## WHAT TO WORK ON
1. Using the mailing-list excerpt on CVS and Subversion, answer these:
(a) Which company is evaluating CVS and Subversion?
(b) In what month and year did Roland Schwingel's team switch to Subversion?
(c) Of which company is Early Ehlinger the CEO?
2. In one to three sentences, state why Shirley Han, according to the mailing-list excerpt on CVS and Subversion, turns to the list for comparisons of the two systems.

## EXCERPT PROVIDED
All in all, I'm quite impressed with SVN so far.

On Tue, 17 Feb 2004, Han, Shirley wrote:

> Hello folks,
> 
> CMC is in the process of evaluating CVS and Subversion. I know there are
> many experienced user in both CVS and Subversion here. Can any one share
> your experience (good or bad) and give comparisons between CVS and
> Subversion?
> 
> Your reply would be greatly appreciated.
> 
> Thanks.
> 
> Shirley Han
> 
> Software Technology Group
> CMC Electronics Inc.
> 415 Legget Dr.
> Kanata K2K 2B2
> Tel: (613) 592-7400 ext.2050
> 
> 
> 
> ---------------------------------------------------------------------
> To unsubscribe, e-mail: users-unsubscribe@subversion.tigris.org
> For additional commands, e-mail: users-help@subversion.tigris.org
> 

-- 
Best Regards,
- Early Ehlinger - CEO - ResPower, Inc - 866-737-7697 - www.ResPower.com 
- 500+ GHz Self-Service Super-Computer from $0.50/GHz*Hr
- (yes, five hundred gigahertz.  point-five terahertz.)


---------------------------------------------------------------------
To unsubscribe, e-mail: users-unsubscribe@subversion.tigris.org
For additional commands, e-mail: users-help@subversion.tigris.org

Re: CVS & Subversion evaluation

Posted by Roland Schwingel <Ro...@onevision.de>.



Hi Shirley,

> CMC is in the process of evaluating CVS and Subversion. I know there
> are many experienced user in both CVS and Subversion here. Can any
> one share your experience (good or bad) and give comparisons between
> CVS and Subversion?
We used CVS for 4 years here, before we switched to subversion in October
2003.

Page element annotations
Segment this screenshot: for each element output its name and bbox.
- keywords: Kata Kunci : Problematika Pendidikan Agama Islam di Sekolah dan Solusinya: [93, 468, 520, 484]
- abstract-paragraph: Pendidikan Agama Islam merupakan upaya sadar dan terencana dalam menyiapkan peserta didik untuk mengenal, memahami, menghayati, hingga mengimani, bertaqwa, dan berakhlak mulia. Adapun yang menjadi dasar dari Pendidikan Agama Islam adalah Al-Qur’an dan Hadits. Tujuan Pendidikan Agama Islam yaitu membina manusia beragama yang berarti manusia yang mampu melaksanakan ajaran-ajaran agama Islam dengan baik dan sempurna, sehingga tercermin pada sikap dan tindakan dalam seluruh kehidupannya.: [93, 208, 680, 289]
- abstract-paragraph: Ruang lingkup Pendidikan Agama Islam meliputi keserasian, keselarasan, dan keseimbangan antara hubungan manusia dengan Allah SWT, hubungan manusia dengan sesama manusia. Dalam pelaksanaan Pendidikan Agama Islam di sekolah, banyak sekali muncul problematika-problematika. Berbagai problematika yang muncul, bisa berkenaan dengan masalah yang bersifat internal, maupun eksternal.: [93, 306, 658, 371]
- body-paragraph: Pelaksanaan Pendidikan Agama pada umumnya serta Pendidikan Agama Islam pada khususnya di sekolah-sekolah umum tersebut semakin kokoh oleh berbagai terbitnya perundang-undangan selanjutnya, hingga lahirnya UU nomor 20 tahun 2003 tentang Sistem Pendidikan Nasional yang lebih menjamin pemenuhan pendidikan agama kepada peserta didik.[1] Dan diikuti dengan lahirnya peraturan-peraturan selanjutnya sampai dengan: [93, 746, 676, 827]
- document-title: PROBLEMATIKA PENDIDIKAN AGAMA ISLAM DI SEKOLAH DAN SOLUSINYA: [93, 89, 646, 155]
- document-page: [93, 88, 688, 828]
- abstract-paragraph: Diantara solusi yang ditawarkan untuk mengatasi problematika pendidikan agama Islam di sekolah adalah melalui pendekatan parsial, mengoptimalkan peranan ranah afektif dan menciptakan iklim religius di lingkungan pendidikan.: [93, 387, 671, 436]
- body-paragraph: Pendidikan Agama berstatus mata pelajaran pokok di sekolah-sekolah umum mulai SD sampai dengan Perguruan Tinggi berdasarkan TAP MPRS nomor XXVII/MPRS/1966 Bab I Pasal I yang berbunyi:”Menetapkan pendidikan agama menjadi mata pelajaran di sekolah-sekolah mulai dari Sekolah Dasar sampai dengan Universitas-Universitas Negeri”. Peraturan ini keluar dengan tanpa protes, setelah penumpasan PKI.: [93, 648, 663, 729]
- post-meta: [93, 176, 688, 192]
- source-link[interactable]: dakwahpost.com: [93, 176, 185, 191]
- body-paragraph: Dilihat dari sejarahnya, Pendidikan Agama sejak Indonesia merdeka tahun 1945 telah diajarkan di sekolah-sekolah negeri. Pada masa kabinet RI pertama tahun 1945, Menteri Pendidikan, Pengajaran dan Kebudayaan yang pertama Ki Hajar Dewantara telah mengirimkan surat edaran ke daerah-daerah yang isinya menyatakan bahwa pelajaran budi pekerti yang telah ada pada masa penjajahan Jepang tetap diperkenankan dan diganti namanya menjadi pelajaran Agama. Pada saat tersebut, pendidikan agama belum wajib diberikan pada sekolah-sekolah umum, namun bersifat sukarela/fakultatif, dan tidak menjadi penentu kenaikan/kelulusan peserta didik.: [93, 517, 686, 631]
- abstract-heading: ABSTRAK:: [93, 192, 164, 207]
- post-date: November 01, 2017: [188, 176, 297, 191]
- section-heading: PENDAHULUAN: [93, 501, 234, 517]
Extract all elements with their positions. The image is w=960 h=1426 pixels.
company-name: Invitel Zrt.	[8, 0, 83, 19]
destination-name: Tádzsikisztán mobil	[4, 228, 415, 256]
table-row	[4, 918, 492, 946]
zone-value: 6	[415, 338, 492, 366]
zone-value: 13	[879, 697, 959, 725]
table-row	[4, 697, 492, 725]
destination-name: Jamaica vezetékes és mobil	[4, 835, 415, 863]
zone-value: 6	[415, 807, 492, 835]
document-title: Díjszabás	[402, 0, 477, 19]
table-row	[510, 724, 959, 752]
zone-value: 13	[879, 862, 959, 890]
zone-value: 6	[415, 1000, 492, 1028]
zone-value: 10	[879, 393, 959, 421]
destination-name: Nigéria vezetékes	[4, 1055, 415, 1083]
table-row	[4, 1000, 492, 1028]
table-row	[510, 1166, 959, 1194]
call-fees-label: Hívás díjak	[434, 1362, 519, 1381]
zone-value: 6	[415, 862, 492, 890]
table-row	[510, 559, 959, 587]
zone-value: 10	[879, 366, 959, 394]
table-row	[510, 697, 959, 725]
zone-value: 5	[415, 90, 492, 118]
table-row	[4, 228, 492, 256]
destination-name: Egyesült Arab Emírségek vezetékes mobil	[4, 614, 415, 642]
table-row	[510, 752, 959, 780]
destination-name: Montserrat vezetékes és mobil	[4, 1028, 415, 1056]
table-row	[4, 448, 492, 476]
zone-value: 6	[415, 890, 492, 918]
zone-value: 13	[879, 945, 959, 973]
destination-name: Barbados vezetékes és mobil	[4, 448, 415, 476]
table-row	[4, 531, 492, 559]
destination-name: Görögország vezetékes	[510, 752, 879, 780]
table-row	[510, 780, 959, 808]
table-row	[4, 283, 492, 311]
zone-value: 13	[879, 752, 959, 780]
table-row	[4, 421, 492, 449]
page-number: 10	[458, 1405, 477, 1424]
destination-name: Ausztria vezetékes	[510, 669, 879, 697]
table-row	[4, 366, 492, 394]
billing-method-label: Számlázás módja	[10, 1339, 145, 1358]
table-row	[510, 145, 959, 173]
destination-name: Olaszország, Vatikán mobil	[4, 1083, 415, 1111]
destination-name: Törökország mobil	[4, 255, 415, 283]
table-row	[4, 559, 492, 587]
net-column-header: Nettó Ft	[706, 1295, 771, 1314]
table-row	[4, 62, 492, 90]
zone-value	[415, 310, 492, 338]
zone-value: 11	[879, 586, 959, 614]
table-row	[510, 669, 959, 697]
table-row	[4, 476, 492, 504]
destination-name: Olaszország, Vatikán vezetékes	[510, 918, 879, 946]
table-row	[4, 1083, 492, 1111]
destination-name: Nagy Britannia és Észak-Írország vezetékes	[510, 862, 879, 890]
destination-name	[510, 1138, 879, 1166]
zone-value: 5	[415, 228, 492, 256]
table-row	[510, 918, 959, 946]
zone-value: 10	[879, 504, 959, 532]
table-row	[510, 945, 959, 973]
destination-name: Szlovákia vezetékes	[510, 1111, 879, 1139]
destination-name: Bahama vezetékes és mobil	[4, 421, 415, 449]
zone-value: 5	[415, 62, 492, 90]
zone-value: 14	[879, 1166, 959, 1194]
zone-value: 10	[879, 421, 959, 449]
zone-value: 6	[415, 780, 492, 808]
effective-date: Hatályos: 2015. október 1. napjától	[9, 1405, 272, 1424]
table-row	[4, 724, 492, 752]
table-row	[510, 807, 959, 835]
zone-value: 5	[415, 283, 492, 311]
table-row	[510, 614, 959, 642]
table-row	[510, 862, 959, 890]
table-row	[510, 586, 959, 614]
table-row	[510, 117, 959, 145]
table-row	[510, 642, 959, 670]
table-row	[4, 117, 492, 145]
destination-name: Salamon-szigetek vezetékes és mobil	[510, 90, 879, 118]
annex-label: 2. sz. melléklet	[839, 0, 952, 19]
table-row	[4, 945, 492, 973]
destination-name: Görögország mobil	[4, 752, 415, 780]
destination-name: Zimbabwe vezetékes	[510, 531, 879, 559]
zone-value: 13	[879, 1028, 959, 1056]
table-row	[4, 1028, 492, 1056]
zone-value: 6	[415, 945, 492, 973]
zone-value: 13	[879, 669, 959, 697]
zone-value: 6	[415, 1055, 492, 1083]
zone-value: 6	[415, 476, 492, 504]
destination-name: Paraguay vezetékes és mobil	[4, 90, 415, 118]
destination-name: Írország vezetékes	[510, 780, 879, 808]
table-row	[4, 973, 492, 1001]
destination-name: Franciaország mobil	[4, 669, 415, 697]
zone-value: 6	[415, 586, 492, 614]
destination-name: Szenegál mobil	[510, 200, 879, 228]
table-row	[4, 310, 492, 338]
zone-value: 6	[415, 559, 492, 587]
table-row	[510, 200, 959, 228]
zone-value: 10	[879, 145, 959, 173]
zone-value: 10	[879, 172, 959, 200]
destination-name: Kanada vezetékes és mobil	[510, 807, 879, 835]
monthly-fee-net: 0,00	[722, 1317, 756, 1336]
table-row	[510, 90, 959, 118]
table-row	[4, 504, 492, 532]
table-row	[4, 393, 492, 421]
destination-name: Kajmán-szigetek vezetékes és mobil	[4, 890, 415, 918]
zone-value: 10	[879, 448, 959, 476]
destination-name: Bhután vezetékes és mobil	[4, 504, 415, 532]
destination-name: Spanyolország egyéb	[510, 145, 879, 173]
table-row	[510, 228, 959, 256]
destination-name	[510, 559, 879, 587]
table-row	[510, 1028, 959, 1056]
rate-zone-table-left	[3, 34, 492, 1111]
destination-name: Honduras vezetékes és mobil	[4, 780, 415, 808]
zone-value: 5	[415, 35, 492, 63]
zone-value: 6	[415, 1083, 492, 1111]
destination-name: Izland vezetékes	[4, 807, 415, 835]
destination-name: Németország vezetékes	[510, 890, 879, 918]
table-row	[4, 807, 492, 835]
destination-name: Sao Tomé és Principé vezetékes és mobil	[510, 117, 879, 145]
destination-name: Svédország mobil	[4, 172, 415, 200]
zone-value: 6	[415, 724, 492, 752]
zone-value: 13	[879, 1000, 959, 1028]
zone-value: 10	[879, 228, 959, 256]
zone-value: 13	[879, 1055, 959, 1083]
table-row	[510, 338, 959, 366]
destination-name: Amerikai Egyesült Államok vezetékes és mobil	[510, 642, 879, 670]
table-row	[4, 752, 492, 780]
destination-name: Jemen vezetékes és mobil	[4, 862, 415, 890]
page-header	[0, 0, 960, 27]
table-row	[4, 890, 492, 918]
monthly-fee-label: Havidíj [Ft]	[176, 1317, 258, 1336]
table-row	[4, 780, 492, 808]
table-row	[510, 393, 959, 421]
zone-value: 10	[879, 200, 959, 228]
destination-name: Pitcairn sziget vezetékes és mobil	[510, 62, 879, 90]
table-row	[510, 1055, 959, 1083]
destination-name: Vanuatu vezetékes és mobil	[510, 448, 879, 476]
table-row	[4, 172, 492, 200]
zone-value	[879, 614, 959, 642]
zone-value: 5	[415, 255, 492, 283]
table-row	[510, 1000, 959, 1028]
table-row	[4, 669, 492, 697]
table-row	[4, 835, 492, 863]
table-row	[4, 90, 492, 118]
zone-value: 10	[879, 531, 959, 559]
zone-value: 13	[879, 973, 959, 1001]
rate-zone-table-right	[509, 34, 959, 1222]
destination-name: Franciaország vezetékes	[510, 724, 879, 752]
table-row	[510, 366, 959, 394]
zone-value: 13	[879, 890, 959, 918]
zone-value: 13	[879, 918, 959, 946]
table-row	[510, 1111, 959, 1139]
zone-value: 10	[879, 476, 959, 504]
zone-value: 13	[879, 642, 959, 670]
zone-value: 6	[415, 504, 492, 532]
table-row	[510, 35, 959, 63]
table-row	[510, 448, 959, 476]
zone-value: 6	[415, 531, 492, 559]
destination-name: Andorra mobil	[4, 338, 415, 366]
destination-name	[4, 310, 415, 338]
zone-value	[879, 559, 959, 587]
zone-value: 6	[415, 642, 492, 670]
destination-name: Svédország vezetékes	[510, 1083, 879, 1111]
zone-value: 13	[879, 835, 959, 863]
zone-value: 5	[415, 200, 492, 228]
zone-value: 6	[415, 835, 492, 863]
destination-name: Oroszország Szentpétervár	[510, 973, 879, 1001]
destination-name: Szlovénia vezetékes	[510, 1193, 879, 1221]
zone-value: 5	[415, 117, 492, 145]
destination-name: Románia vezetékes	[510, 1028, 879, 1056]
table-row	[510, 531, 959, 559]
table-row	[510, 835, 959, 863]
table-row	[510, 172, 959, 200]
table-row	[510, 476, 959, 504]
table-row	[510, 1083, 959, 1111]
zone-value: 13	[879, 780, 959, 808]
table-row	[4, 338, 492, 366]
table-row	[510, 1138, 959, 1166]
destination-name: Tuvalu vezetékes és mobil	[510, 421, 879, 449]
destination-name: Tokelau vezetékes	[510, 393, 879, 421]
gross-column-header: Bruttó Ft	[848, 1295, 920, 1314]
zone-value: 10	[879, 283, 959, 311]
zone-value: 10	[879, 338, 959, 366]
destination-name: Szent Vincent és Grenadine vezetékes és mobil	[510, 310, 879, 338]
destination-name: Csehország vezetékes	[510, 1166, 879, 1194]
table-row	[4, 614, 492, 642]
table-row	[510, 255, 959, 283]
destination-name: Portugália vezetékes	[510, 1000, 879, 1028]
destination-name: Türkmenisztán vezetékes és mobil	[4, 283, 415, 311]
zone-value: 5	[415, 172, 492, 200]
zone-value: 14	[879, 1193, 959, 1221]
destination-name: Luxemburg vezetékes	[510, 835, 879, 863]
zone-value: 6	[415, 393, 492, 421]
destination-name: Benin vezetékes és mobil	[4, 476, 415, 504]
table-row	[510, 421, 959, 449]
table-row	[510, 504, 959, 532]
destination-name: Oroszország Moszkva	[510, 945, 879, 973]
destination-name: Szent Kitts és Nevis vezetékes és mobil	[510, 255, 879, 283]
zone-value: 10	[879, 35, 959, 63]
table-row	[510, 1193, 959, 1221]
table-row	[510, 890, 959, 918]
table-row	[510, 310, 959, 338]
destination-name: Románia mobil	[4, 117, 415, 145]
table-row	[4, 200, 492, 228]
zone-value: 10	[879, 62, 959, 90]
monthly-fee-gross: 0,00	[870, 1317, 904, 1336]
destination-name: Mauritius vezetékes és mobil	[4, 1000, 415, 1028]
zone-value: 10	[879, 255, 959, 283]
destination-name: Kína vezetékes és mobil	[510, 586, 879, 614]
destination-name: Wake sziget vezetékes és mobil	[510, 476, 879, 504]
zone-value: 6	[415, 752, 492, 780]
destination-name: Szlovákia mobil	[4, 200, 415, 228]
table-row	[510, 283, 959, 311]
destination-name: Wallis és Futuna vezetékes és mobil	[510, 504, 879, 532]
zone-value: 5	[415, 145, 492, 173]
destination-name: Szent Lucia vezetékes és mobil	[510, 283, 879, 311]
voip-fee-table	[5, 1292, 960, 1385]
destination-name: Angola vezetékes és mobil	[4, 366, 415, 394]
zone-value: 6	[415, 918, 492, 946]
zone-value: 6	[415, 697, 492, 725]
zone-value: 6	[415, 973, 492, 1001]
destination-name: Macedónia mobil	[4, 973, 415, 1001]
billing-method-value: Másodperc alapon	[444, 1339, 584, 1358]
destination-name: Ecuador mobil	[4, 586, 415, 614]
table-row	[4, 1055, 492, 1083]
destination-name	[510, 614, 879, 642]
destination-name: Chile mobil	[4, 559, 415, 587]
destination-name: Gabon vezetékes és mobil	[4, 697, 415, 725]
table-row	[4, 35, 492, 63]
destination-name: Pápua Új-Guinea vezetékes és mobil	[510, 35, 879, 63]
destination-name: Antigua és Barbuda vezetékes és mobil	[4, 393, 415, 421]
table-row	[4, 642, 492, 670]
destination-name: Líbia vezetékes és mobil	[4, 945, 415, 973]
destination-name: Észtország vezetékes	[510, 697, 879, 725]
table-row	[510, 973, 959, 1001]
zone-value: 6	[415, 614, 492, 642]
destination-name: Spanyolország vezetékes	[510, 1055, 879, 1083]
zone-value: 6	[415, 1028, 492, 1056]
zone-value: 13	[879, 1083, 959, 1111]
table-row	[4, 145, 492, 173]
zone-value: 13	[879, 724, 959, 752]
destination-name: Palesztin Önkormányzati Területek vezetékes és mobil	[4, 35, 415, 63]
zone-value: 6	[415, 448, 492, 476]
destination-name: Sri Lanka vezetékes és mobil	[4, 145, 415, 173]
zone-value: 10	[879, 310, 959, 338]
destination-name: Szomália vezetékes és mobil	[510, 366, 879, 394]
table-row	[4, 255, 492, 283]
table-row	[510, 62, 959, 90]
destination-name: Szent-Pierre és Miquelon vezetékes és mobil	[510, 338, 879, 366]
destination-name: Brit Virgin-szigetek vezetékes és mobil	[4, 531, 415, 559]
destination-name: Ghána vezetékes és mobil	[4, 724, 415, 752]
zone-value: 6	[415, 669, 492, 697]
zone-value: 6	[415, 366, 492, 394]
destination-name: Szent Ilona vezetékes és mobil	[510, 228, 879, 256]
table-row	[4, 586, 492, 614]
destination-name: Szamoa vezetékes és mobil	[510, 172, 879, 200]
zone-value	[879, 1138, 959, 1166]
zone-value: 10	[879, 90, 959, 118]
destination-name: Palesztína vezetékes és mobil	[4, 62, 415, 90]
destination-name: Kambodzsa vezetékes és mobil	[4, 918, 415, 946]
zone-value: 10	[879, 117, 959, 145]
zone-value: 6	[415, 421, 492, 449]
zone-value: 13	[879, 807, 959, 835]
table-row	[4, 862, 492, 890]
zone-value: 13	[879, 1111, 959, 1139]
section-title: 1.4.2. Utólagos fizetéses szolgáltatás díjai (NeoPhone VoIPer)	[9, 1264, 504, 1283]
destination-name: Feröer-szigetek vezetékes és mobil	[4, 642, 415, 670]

## ANSWERS BELOW
1.
(a) CMC Electronics Inc.
(b) October 2003
(c) ResPower, Inc

2. CMC is evaluating CVS and Subversion, and Shirley Han knows that many people on the list have experience with both. She asks them to share that experience, good or bad, and to compare the two.